> **INSTRUCTION**
Reproduce each line bearing the word "单调递增".

> **MATERIAL PROVIDED**
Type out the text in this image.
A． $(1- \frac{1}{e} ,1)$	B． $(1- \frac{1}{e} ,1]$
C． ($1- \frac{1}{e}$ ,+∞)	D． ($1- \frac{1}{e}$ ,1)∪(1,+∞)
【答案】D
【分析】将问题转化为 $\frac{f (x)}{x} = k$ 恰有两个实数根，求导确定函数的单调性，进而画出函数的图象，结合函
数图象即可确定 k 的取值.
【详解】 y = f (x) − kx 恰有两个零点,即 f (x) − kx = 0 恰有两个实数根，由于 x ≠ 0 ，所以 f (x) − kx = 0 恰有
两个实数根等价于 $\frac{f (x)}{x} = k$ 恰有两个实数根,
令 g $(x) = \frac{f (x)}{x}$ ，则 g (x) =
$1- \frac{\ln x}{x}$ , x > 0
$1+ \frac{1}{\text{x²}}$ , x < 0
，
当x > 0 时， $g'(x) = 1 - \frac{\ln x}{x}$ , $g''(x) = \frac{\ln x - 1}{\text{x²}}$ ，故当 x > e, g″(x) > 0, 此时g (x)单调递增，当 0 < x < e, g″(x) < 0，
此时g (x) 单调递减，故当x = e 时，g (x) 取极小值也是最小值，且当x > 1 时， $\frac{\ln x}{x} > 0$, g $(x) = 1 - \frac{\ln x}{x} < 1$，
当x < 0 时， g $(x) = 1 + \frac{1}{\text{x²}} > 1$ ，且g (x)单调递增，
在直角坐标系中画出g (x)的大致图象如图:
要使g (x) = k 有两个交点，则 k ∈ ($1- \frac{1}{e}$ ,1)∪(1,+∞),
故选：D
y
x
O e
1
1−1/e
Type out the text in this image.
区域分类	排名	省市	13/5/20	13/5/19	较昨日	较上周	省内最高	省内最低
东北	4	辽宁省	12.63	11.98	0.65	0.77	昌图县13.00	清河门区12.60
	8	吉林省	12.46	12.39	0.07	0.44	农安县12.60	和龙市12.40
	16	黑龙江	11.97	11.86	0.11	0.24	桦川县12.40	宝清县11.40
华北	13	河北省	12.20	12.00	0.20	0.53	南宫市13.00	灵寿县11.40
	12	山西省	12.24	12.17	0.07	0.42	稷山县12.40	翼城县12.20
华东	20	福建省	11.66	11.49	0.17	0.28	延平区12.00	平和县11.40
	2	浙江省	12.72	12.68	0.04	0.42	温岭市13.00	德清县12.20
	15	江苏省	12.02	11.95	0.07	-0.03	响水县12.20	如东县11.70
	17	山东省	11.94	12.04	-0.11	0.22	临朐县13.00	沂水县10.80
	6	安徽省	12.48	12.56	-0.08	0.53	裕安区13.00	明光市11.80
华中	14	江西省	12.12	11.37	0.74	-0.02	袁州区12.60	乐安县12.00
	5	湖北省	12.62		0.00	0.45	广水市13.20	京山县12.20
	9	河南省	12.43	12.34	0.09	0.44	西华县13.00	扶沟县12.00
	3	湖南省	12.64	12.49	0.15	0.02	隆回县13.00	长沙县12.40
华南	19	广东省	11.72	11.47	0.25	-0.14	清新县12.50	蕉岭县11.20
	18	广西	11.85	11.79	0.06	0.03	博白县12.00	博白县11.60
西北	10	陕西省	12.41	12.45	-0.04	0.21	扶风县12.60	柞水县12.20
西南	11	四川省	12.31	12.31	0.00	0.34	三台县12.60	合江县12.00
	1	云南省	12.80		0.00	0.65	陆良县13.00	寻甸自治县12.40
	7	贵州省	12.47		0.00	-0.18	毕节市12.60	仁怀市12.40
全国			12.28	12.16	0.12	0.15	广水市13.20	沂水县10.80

> **WORKED ANSWER**
当x > 0 时， $g'(x) = 1 - \frac{\ln x}{x}$ , $g''(x) = \frac{\ln x - 1}{\text{x²}}$ ，故当 x > e, g″(x) > 0, 此时g (x)单调递增，当 0 < x < e, g″(x) < 0，
当x < 0 时， g $(x) = 1 + \frac{1}{\text{x²}} > 1$ ，且g (x)单调递增，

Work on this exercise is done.